* What this task involves *
Check every line in the records below for the word "施工企业现场安全文明措施费" and report how many have it, nothing more.

## START

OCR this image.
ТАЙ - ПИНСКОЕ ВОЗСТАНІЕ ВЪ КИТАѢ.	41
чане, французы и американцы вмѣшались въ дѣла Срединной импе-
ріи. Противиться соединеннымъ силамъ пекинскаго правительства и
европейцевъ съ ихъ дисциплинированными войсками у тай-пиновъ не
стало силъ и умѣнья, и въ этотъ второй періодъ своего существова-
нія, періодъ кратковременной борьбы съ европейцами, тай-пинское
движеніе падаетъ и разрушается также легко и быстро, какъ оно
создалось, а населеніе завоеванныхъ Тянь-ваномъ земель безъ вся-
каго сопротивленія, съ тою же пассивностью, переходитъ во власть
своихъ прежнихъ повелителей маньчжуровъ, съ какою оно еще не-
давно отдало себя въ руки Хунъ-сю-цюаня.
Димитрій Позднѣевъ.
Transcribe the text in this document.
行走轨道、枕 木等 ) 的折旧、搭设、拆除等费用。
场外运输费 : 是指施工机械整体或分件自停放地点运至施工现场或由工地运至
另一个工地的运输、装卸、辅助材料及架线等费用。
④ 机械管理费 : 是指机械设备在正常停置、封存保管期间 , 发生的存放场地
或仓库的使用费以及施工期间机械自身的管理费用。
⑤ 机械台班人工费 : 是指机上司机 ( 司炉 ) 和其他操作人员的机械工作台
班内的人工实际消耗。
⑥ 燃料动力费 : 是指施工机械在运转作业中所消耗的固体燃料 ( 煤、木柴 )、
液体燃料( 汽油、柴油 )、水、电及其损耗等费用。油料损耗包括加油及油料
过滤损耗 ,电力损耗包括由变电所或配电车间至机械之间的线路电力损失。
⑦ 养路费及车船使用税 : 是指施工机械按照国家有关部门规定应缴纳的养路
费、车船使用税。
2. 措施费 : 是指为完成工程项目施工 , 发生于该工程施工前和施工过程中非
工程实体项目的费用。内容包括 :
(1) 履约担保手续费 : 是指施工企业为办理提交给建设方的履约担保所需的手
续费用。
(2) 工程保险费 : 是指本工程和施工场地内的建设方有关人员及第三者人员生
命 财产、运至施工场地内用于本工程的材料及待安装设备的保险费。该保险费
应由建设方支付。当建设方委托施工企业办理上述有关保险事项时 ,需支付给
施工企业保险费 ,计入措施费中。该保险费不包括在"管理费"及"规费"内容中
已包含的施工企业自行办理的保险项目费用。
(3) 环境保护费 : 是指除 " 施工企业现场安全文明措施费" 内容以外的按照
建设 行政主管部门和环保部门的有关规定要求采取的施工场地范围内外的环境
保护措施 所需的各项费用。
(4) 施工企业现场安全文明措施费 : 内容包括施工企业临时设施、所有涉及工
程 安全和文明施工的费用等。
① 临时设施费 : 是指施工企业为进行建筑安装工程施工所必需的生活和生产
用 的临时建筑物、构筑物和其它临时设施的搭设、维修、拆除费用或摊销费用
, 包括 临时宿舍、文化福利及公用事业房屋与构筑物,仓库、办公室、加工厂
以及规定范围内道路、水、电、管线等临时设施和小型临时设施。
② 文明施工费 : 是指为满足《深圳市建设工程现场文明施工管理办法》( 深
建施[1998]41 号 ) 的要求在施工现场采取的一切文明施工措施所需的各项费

## END

* Answer to this task *
2